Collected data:

::::::

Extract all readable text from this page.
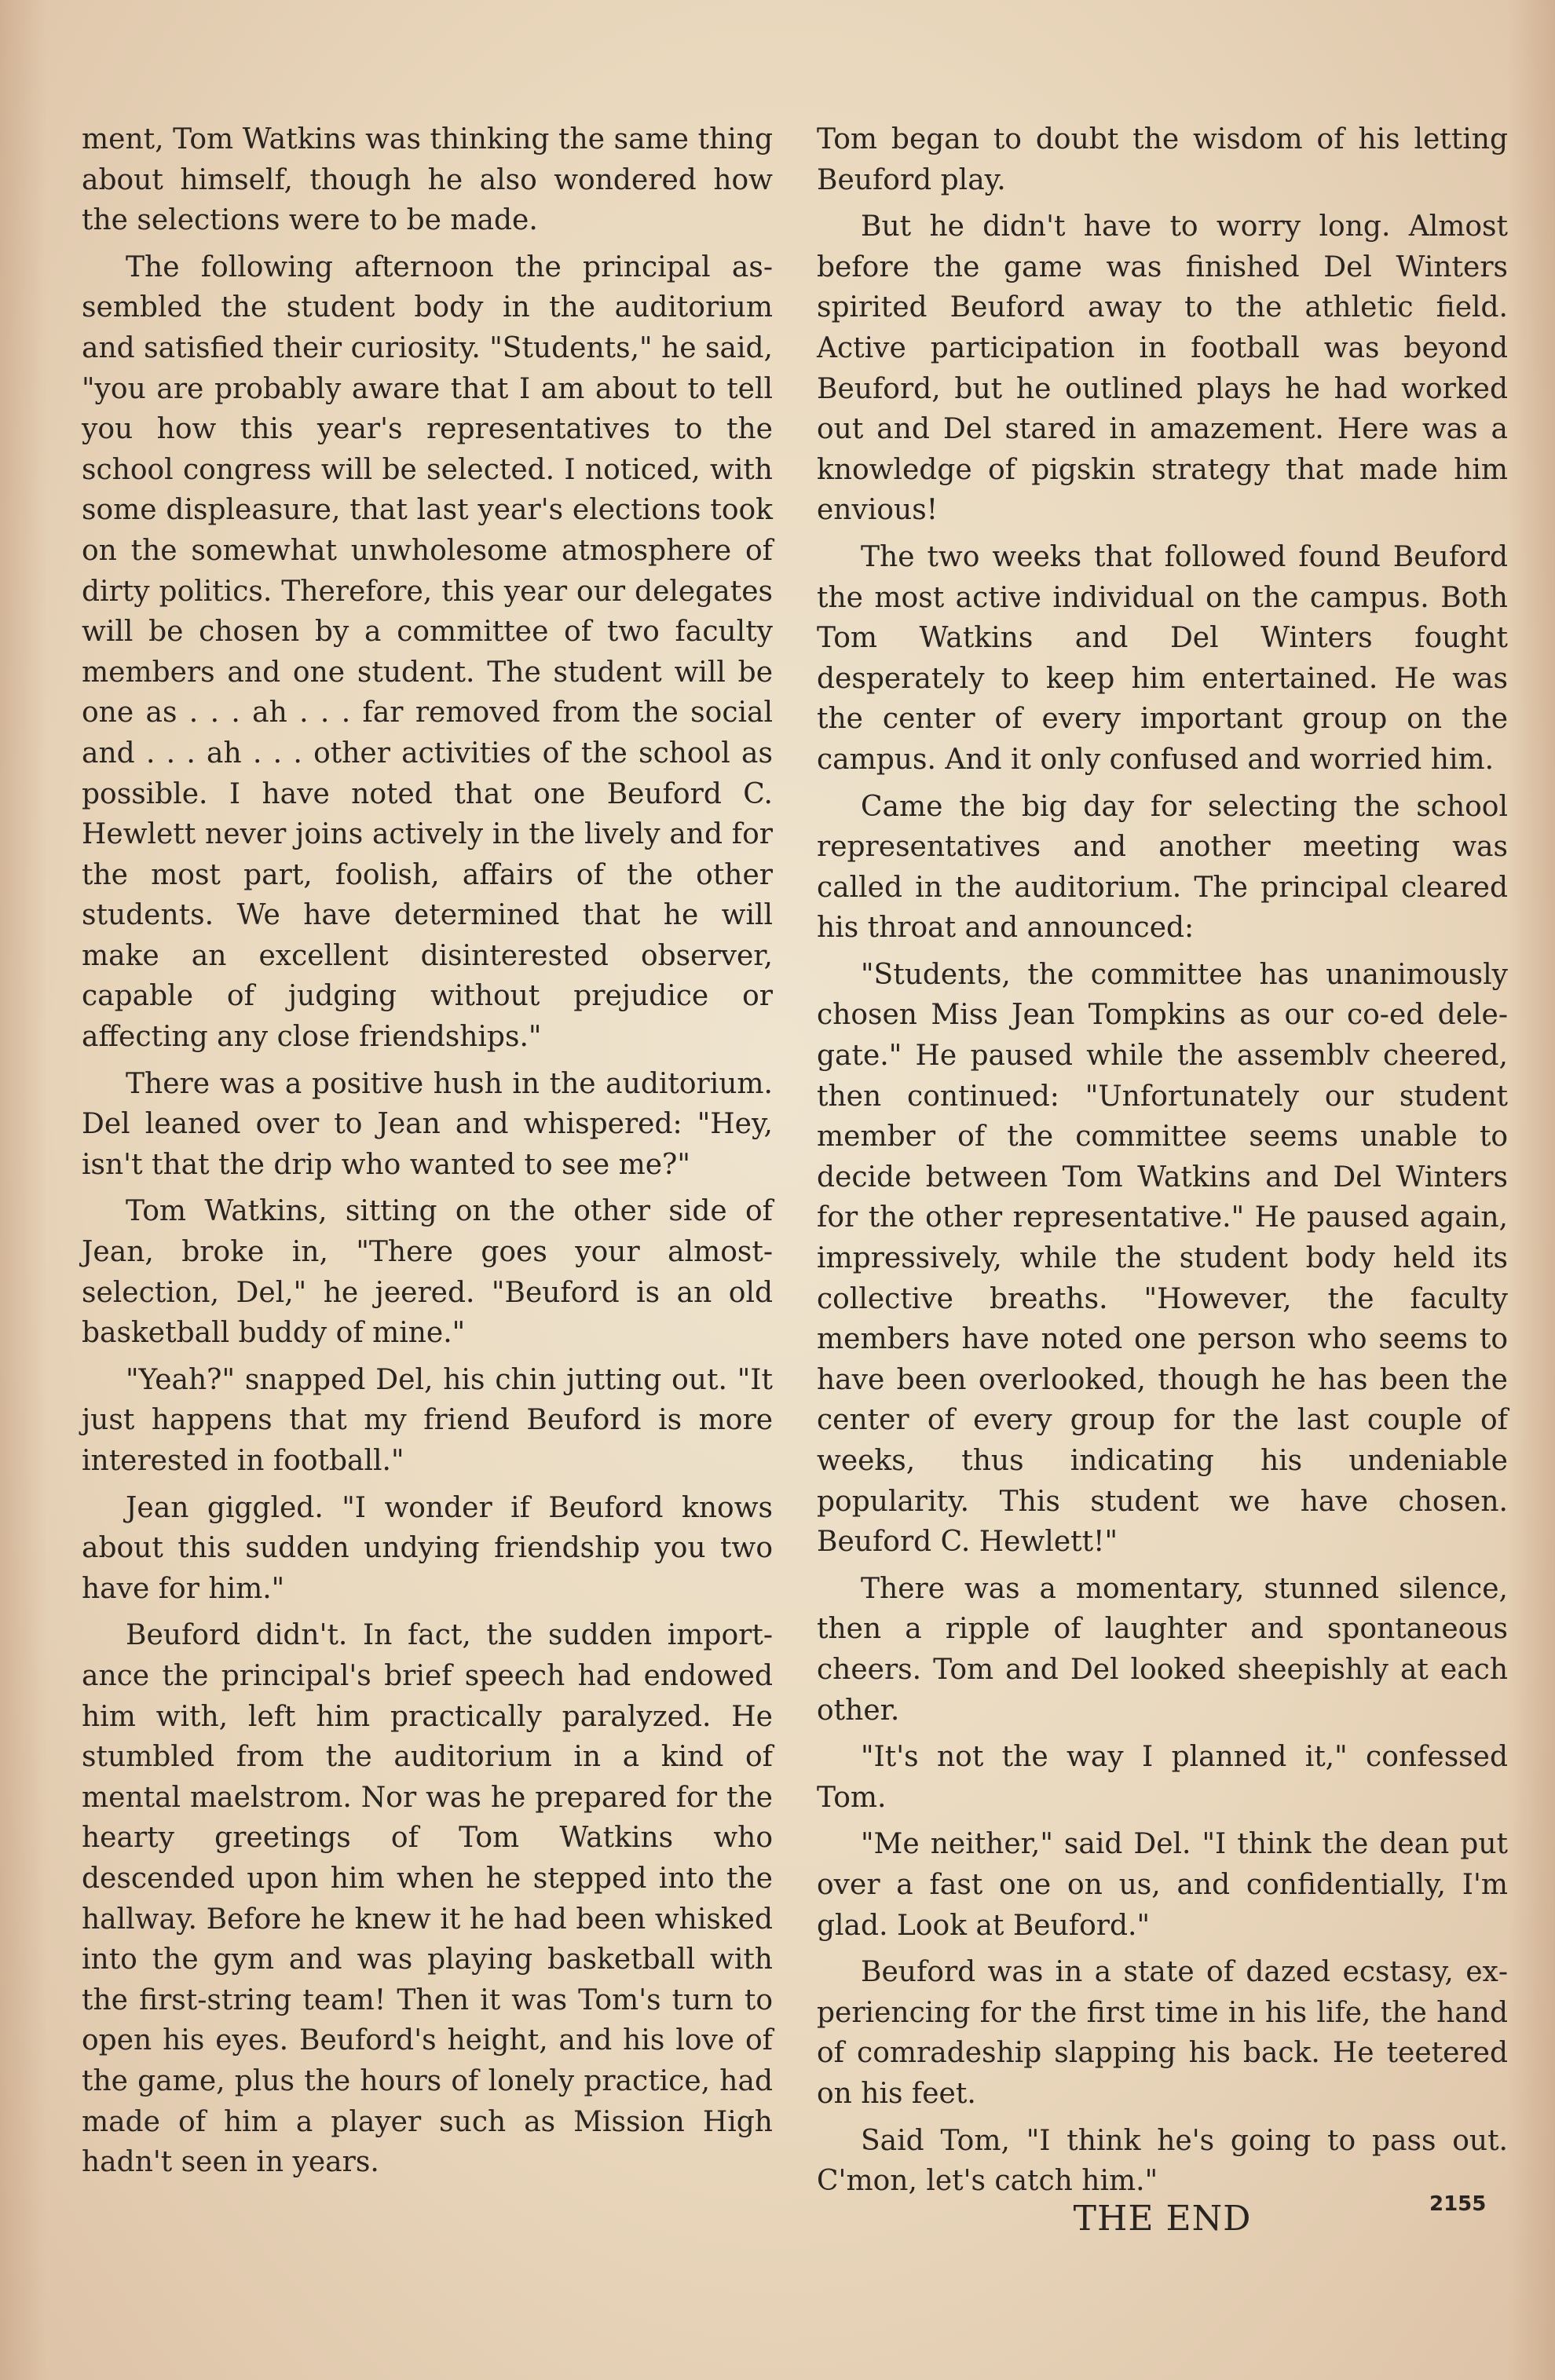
ment, Tom Watkins was thinking the same thing about himself, though he also wondered how the selections were to be made.

The following afternoon the principal assembled the student body in the auditorium and satisfied their curiosity. "Students," he said, "you are probably aware that I am about to tell you how this year's representatives to the school congress will be selected. I noticed, with some displeasure, that last year's elections took on the somewhat unwholesome atmosphere of dirty politics. Therefore, this year our delegates will be chosen by a committee of two faculty members and one student. The student will be one as . . . ah . . . far removed from the social and . . . ah . . . other activities of the school as possible. I have noted that one Beuford C. Hewlett never joins actively in the lively and for the most part, foolish, affairs of the other students. We have determined that he will make an excellent disinterested observer, capable of judging without prejudice or affecting any close friendships."

There was a positive hush in the auditorium. Del leaned over to Jean and whispered: "Hey, isn't that the drip who wanted to see me?"

Tom Watkins, sitting on the other side of Jean, broke in, "There goes your almost-selection, Del," he jeered. "Beuford is an old basketball buddy of mine."

"Yeah?" snapped Del, his chin jutting out. "It just happens that my friend Beuford is more interested in football."

Jean giggled. "I wonder if Beuford knows about this sudden undying friendship you two have for him."

Beuford didn't. In fact, the sudden importance the principal's brief speech had endowed him with, left him practically paralyzed. He stumbled from the auditorium in a kind of mental maelstrom. Nor was he prepared for the hearty greetings of Tom Watkins who descended upon him when he stepped into the hallway. Before he knew it he had been whisked into the gym and was playing basketball with the first-string team! Then it was Tom's turn to open his eyes. Beuford's height, and his love of the game, plus the hours of lonely practice, had made of him a player such as Mission High hadn't seen in years.

Tom began to doubt the wisdom of his letting Beuford play.

But he didn't have to worry long. Almost before the game was finished Del Winters spirited Beuford away to the athletic field. Active participation in football was beyond Beuford, but he outlined plays he had worked out and Del stared in amazement. Here was a knowledge of pigskin strategy that made him envious!

The two weeks that followed found Beuford the most active individual on the campus. Both Tom Watkins and Del Winters fought desperately to keep him entertained. He was the center of every important group on the campus. And it only confused and worried him.

Came the big day for selecting the school representatives and another meeting was called in the auditorium. The principal cleared his throat and announced:

"Students, the committee has unanimously chosen Miss Jean Tompkins as our co-ed delegate." He paused while the assemblv cheered, then continued: "Unfortunately our student member of the committee seems unable to decide between Tom Watkins and Del Winters for the other representative." He paused again, impressively, while the student body held its collective breaths. "However, the faculty members have noted one person who seems to have been overlooked, though he has been the center of every group for the last couple of weeks, thus indicating his undeniable popularity. This student we have chosen. Beuford C. Hewlett!"

There was a momentary, stunned silence, then a ripple of laughter and spontaneous cheers. Tom and Del looked sheepishly at each other.

"It's not the way I planned it," confessed Tom.

"Me neither," said Del. "I think the dean put over a fast one on us, and confidentially, I'm glad. Look at Beuford."

Beuford was in a state of dazed ecstasy, experiencing for the first time in his life, the hand of comradeship slapping his back. He teetered on his feet.

Said Tom, "I think he's going to pass out. C'mon, let's catch him."

2155
THE END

::::::

Copy and report every line where the word "representatives" is present.

## Correct answer:
The following afternoon the principal assembled the student body in the auditorium and satisfied their curiosity. "Students," he said, "you are probably aware that I am about to tell you how this year's representatives to the school congress will be selected. I noticed, with some displeasure, that last year's elections took on the somewhat unwholesome atmosphere of dirty politics. Therefore, this year our delegates will be chosen by a committee of two faculty members and one student. The student will be one as . . . ah . . . far removed from the social and . . . ah . . . other activities of the school as possible. I have noted that one Beuford C. Hewlett never joins actively in the lively and for the most part, foolish, affairs of the other students. We have determined that he will make an excellent disinterested observer, capable of judging without prejudice or affecting any close friendships."
Came the big day for selecting the school representatives and another meeting was called in the auditorium. The principal cleared his throat and announced:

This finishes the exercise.